RECORDS TO USE:
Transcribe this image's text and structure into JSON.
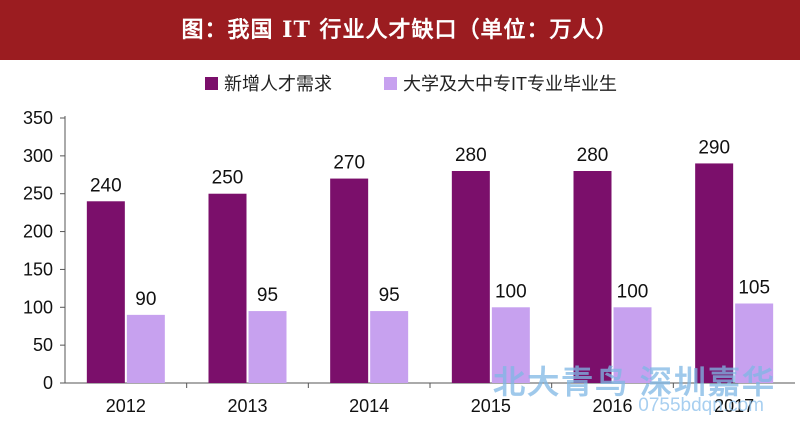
{
  "title": "图：我国 IT 行业人才缺口（单位：万人）",
  "legend": [
    {
      "label": "新增人才需求",
      "color": "#7b0f6b"
    },
    {
      "label": "大学及大中专IT专业毕业生",
      "color": "#c7a1ef"
    }
  ],
  "watermark": {
    "main": "北大青鸟 深圳嘉华",
    "sub": "0755bdqn.com"
  },
  "chart_data": {
    "type": "bar",
    "title": "图：我国 IT 行业人才缺口（单位：万人）",
    "categories": [
      "2012",
      "2013",
      "2014",
      "2015",
      "2016",
      "2017"
    ],
    "series": [
      {
        "name": "新增人才需求",
        "values": [
          240,
          250,
          270,
          280,
          280,
          290
        ],
        "color": "#7b0f6b"
      },
      {
        "name": "大学及大中专IT专业毕业生",
        "values": [
          90,
          95,
          95,
          100,
          100,
          105
        ],
        "color": "#c7a1ef"
      }
    ],
    "ylim": [
      0,
      350
    ],
    "yticks": [
      0,
      50,
      100,
      150,
      200,
      250,
      300,
      350
    ],
    "grid": false,
    "legend_position": "top"
  }
}
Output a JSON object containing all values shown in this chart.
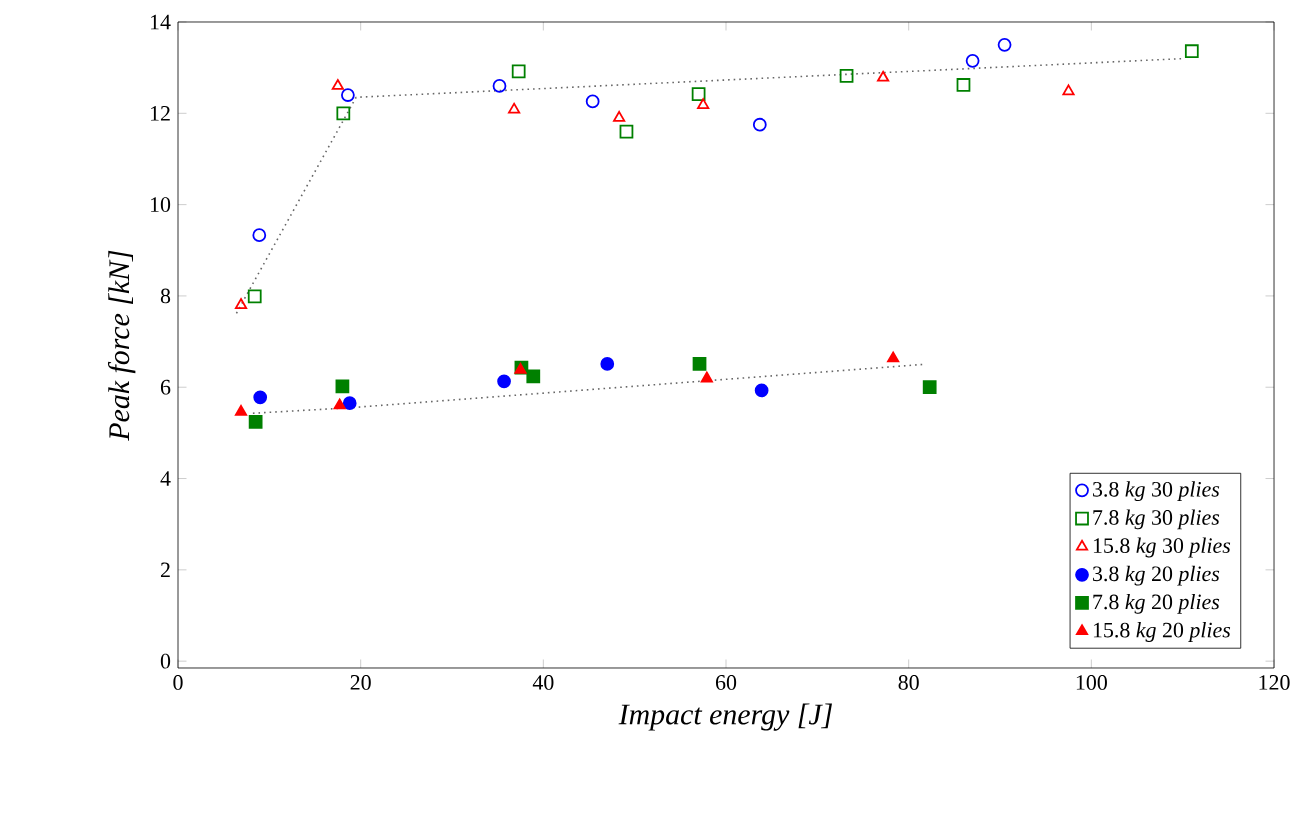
{
  "chart_data": {
    "type": "scatter",
    "xlabel": "Impact energy [J]",
    "ylabel": "Peak force [kN]",
    "xlim": [
      0,
      120
    ],
    "ylim": [
      -0.15,
      14
    ],
    "xticks": [
      0,
      20,
      40,
      60,
      80,
      100,
      120
    ],
    "yticks": [
      0,
      2,
      4,
      6,
      8,
      10,
      12,
      14
    ],
    "grid": false,
    "legend": "bottom right",
    "series": [
      {
        "name": "3.8 *kg* 30 *plies*",
        "color": "#0000ff",
        "marker": "circle",
        "x": [
          8.9,
          18.6,
          35.2,
          45.4,
          63.7,
          87.0,
          90.5
        ],
        "values": [
          9.33,
          12.4,
          12.6,
          12.26,
          11.75,
          13.15,
          13.5
        ]
      },
      {
        "name": "7.8 *kg* 30 *plies*",
        "color": "#008000",
        "marker": "square",
        "x": [
          8.4,
          18.1,
          37.3,
          49.1,
          57.0,
          73.2,
          86.0,
          111.0
        ],
        "values": [
          7.99,
          12.0,
          12.92,
          11.6,
          12.42,
          12.82,
          12.62,
          13.36
        ]
      },
      {
        "name": "15.8 *kg* 30 *plies*",
        "color": "#ff0000",
        "marker": "triangle",
        "x": [
          6.9,
          17.5,
          36.8,
          48.3,
          57.5,
          77.2,
          97.5
        ],
        "values": [
          7.8,
          12.6,
          12.08,
          11.9,
          12.18,
          12.78,
          12.48
        ]
      },
      {
        "name": "3.8 *kg* 20 *plies*",
        "color": "#0000ff",
        "marker": "circle",
        "x": [
          9.0,
          18.8,
          35.7,
          47.0,
          63.9
        ],
        "values": [
          5.78,
          5.65,
          6.13,
          6.51,
          5.93
        ]
      },
      {
        "name": "7.8 *kg* 20 *plies*",
        "color": "#008000",
        "marker": "square",
        "x": [
          8.5,
          18.0,
          37.6,
          38.9,
          57.1,
          82.3
        ],
        "values": [
          5.24,
          6.02,
          6.43,
          6.24,
          6.51,
          6.0
        ]
      },
      {
        "name": "15.8 *kg* 20 *plies*",
        "color": "#ff0000",
        "marker": "triangle",
        "x": [
          6.9,
          17.7,
          37.5,
          57.9,
          78.3
        ],
        "values": [
          5.46,
          5.6,
          6.38,
          6.19,
          6.63
        ]
      },
      {
        "type": "line",
        "color": "#666666",
        "marker": "none",
        "line_style": "dotted",
        "x": [
          6.4,
          19.5,
          110.2
        ],
        "values": [
          7.62,
          12.35,
          13.2
        ]
      },
      {
        "type": "line",
        "color": "#666666",
        "marker": "none",
        "line_style": "dotted",
        "x": [
          8.2,
          18.8,
          81.6
        ],
        "values": [
          5.43,
          5.55,
          6.5
        ]
      }
    ]
  }
}
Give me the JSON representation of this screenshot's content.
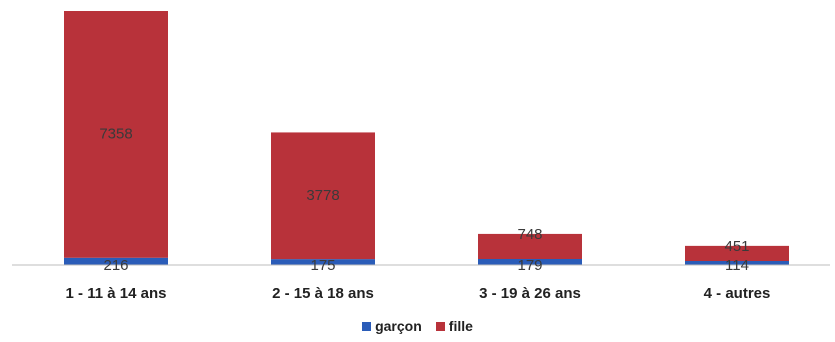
{
  "chart_data": {
    "type": "bar",
    "stacked": true,
    "categories": [
      "1 - 11 à 14 ans",
      "2 - 15 à 18 ans",
      "3 - 19 à 26 ans",
      "4 - autres"
    ],
    "series": [
      {
        "name": "garçon",
        "color": "#2a5cb8",
        "values": [
          216,
          175,
          179,
          114
        ]
      },
      {
        "name": "fille",
        "color": "#b8323a",
        "values": [
          7358,
          3778,
          748,
          451
        ]
      }
    ],
    "title": "",
    "xlabel": "",
    "ylabel": "",
    "ylim": [
      0,
      7574
    ],
    "grid": false,
    "legend_position": "bottom"
  }
}
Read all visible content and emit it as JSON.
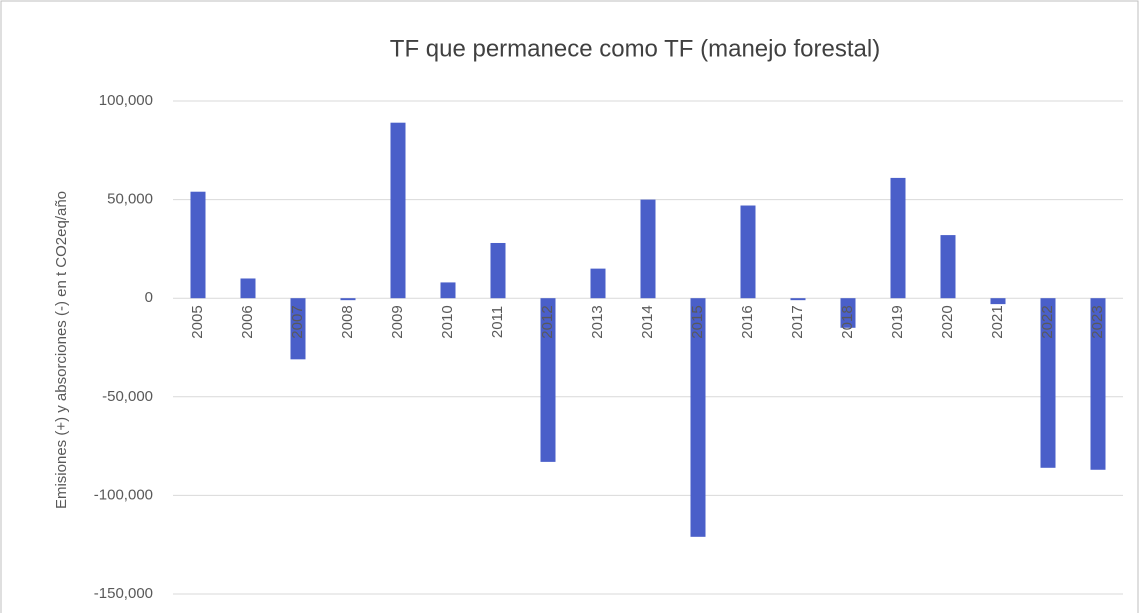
{
  "chart_data": {
    "type": "bar",
    "title": "TF que permanece como TF (manejo forestal)",
    "y_axis_label": "Emisiones (+) y absorciones (-) en t CO2eq/año",
    "categories": [
      "2005",
      "2006",
      "2007",
      "2008",
      "2009",
      "2010",
      "2011",
      "2012",
      "2013",
      "2014",
      "2015",
      "2016",
      "2017",
      "2018",
      "2019",
      "2020",
      "2021",
      "2022",
      "2023"
    ],
    "values": [
      54000,
      10000,
      -31000,
      -1000,
      89000,
      8000,
      28000,
      -83000,
      15000,
      50000,
      -121000,
      47000,
      -1000,
      -15000,
      61000,
      32000,
      -3000,
      -86000,
      -87000
    ],
    "color": "#4a5fc9",
    "ylim": [
      -150000,
      100000
    ],
    "yticks": [
      {
        "value": -150000,
        "label": "-150,000"
      },
      {
        "value": -100000,
        "label": "-100,000"
      },
      {
        "value": -50000,
        "label": "-50,000"
      },
      0,
      {
        "value": 50000,
        "label": "50,000"
      },
      {
        "value": 100000,
        "label": "100,000"
      }
    ],
    "grid": true
  }
}
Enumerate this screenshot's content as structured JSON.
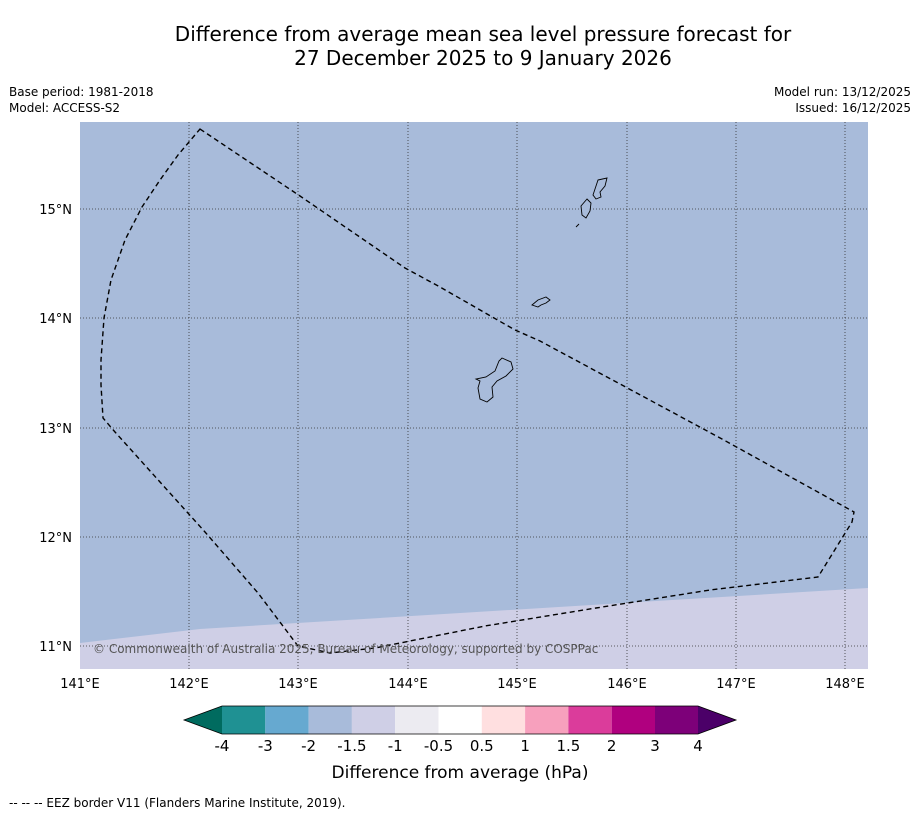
{
  "title": {
    "line1": "Difference from average mean sea level pressure forecast for",
    "line2": "27 December 2025 to 9 January 2026"
  },
  "meta": {
    "base_period": "Base period: 1981-2018",
    "model": "Model: ACCESS-S2",
    "model_run": "Model run: 13/12/2025",
    "issued": "Issued: 16/12/2025"
  },
  "map": {
    "lon_labels": [
      "141°E",
      "142°E",
      "143°E",
      "144°E",
      "145°E",
      "146°E",
      "147°E",
      "148°E"
    ],
    "lat_labels": [
      "15°N",
      "14°N",
      "13°N",
      "12°N",
      "11°N"
    ],
    "copyright": "© Commonwealth of Australia 2025, Bureau of Meteorology, supported by COSPPac",
    "colors": {
      "main_field": "#a8bbda",
      "south_field": "#cfcfe6"
    }
  },
  "colorbar": {
    "label": "Difference from average (hPa)",
    "ticks": [
      "-4",
      "-3",
      "-2",
      "-1.5",
      "-1",
      "-0.5",
      "0.5",
      "1",
      "1.5",
      "2",
      "3",
      "4"
    ],
    "colors": [
      "#006b5f",
      "#1f9193",
      "#66a9d0",
      "#a8bbda",
      "#cfcfe6",
      "#ecebf1",
      "#ffffff",
      "#ffdfe0",
      "#f7a0bd",
      "#db3c9b",
      "#b0007f",
      "#7d0079",
      "#4b0068"
    ]
  },
  "footnote": "--  --  -- EEZ border V11 (Flanders Marine Institute, 2019)."
}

PROBLEM TO SOLVE:
Copy out all the records exactly, excluding pictures.

SOLUTION TO THIS PROBLEM:
Transcribe this image's text and structure into JSON.
{
  "title": "图：我国 IT 行业人才缺口（单位：万人）",
  "legend": [
    {
      "label": "新增人才需求",
      "color": "#7b0f6b"
    },
    {
      "label": "大学及大中专IT专业毕业生",
      "color": "#c7a1ef"
    }
  ],
  "watermark": {
    "main": "北大青鸟 深圳嘉华",
    "sub": "0755bdqn.com"
  },
  "chart_data": {
    "type": "bar",
    "title": "图：我国 IT 行业人才缺口（单位：万人）",
    "categories": [
      "2012",
      "2013",
      "2014",
      "2015",
      "2016",
      "2017"
    ],
    "series": [
      {
        "name": "新增人才需求",
        "values": [
          240,
          250,
          270,
          280,
          280,
          290
        ],
        "color": "#7b0f6b"
      },
      {
        "name": "大学及大中专IT专业毕业生",
        "values": [
          90,
          95,
          95,
          100,
          100,
          105
        ],
        "color": "#c7a1ef"
      }
    ],
    "ylim": [
      0,
      350
    ],
    "yticks": [
      0,
      50,
      100,
      150,
      200,
      250,
      300,
      350
    ],
    "grid": false,
    "legend_position": "top"
  }
}
Output a JSON object containing all values shown in this chart.
{
  "chart_data": {
    "type": "scatter",
    "xlabel": "Impact energy [J]",
    "ylabel": "Peak force [kN]",
    "xlim": [
      0,
      120
    ],
    "ylim": [
      -0.15,
      14
    ],
    "xticks": [
      0,
      20,
      40,
      60,
      80,
      100,
      120
    ],
    "yticks": [
      0,
      2,
      4,
      6,
      8,
      10,
      12,
      14
    ],
    "grid": false,
    "legend": "bottom right",
    "series": [
      {
        "name": "3.8 *kg* 30 *plies*",
        "color": "#0000ff",
        "marker": "circle",
        "x": [
          8.9,
          18.6,
          35.2,
          45.4,
          63.7,
          87.0,
          90.5
        ],
        "values": [
          9.33,
          12.4,
          12.6,
          12.26,
          11.75,
          13.15,
          13.5
        ]
      },
      {
        "name": "7.8 *kg* 30 *plies*",
        "color": "#008000",
        "marker": "square",
        "x": [
          8.4,
          18.1,
          37.3,
          49.1,
          57.0,
          73.2,
          86.0,
          111.0
        ],
        "values": [
          7.99,
          12.0,
          12.92,
          11.6,
          12.42,
          12.82,
          12.62,
          13.36
        ]
      },
      {
        "name": "15.8 *kg* 30 *plies*",
        "color": "#ff0000",
        "marker": "triangle",
        "x": [
          6.9,
          17.5,
          36.8,
          48.3,
          57.5,
          77.2,
          97.5
        ],
        "values": [
          7.8,
          12.6,
          12.08,
          11.9,
          12.18,
          12.78,
          12.48
        ]
      },
      {
        "name": "3.8 *kg* 20 *plies*",
        "color": "#0000ff",
        "marker": "circle",
        "x": [
          9.0,
          18.8,
          35.7,
          47.0,
          63.9
        ],
        "values": [
          5.78,
          5.65,
          6.13,
          6.51,
          5.93
        ]
      },
      {
        "name": "7.8 *kg* 20 *plies*",
        "color": "#008000",
        "marker": "square",
        "x": [
          8.5,
          18.0,
          37.6,
          38.9,
          57.1,
          82.3
        ],
        "values": [
          5.24,
          6.02,
          6.43,
          6.24,
          6.51,
          6.0
        ]
      },
      {
        "name": "15.8 *kg* 20 *plies*",
        "color": "#ff0000",
        "marker": "triangle",
        "x": [
          6.9,
          17.7,
          37.5,
          57.9,
          78.3
        ],
        "values": [
          5.46,
          5.6,
          6.38,
          6.19,
          6.63
        ]
      },
      {
        "type": "line",
        "color": "#666666",
        "marker": "none",
        "line_style": "dotted",
        "x": [
          6.4,
          19.5,
          110.2
        ],
        "values": [
          7.62,
          12.35,
          13.2
        ]
      },
      {
        "type": "line",
        "color": "#666666",
        "marker": "none",
        "line_style": "dotted",
        "x": [
          8.2,
          18.8,
          81.6
        ],
        "values": [
          5.43,
          5.55,
          6.5
        ]
      }
    ]
  }
}
Give me the JSON representation of this screenshot's content.
{
  "chart_data": {
    "type": "bar",
    "stacked": true,
    "categories": [
      "1 - 11 à 14 ans",
      "2 - 15 à 18 ans",
      "3 - 19 à 26 ans",
      "4 - autres"
    ],
    "series": [
      {
        "name": "garçon",
        "color": "#2a5cb8",
        "values": [
          216,
          175,
          179,
          114
        ]
      },
      {
        "name": "fille",
        "color": "#b8323a",
        "values": [
          7358,
          3778,
          748,
          451
        ]
      }
    ],
    "title": "",
    "xlabel": "",
    "ylabel": "",
    "ylim": [
      0,
      7574
    ],
    "grid": false,
    "legend_position": "bottom"
  }
}
Read all visible content and emit it as JSON.
{
  "chart_data": {
    "type": "bar",
    "title": "TF que permanece como TF (manejo forestal)",
    "y_axis_label": "Emisiones (+) y absorciones (-) en t CO2eq/año",
    "categories": [
      "2005",
      "2006",
      "2007",
      "2008",
      "2009",
      "2010",
      "2011",
      "2012",
      "2013",
      "2014",
      "2015",
      "2016",
      "2017",
      "2018",
      "2019",
      "2020",
      "2021",
      "2022",
      "2023"
    ],
    "values": [
      54000,
      10000,
      -31000,
      -1000,
      89000,
      8000,
      28000,
      -83000,
      15000,
      50000,
      -121000,
      47000,
      -1000,
      -15000,
      61000,
      32000,
      -3000,
      -86000,
      -87000
    ],
    "color": "#4a5fc9",
    "ylim": [
      -150000,
      100000
    ],
    "yticks": [
      {
        "value": -150000,
        "label": "-150,000"
      },
      {
        "value": -100000,
        "label": "-100,000"
      },
      {
        "value": -50000,
        "label": "-50,000"
      },
      0,
      {
        "value": 50000,
        "label": "50,000"
      },
      {
        "value": 100000,
        "label": "100,000"
      }
    ],
    "grid": true
  }
}
Enumerate this screenshot's content as structured JSON.
{
  "title": {
    "line1": "Difference from average mean sea level pressure forecast for",
    "line2": "27 December 2025 to 9 January 2026"
  },
  "meta": {
    "base_period": "Base period: 1981-2018",
    "model": "Model: ACCESS-S2",
    "model_run": "Model run: 13/12/2025",
    "issued": "Issued: 16/12/2025"
  },
  "map": {
    "lon_labels": [
      "141°E",
      "142°E",
      "143°E",
      "144°E",
      "145°E",
      "146°E",
      "147°E",
      "148°E"
    ],
    "lat_labels": [
      "15°N",
      "14°N",
      "13°N",
      "12°N",
      "11°N"
    ],
    "copyright": "© Commonwealth of Australia 2025, Bureau of Meteorology, supported by COSPPac",
    "colors": {
      "main_field": "#a8bbda",
      "south_field": "#cfcfe6"
    }
  },
  "colorbar": {
    "label": "Difference from average (hPa)",
    "ticks": [
      "-4",
      "-3",
      "-2",
      "-1.5",
      "-1",
      "-0.5",
      "0.5",
      "1",
      "1.5",
      "2",
      "3",
      "4"
    ],
    "colors": [
      "#006b5f",
      "#1f9193",
      "#66a9d0",
      "#a8bbda",
      "#cfcfe6",
      "#ecebf1",
      "#ffffff",
      "#ffdfe0",
      "#f7a0bd",
      "#db3c9b",
      "#b0007f",
      "#7d0079",
      "#4b0068"
    ]
  },
  "footnote": "--  --  -- EEZ border V11 (Flanders Marine Institute, 2019)."
}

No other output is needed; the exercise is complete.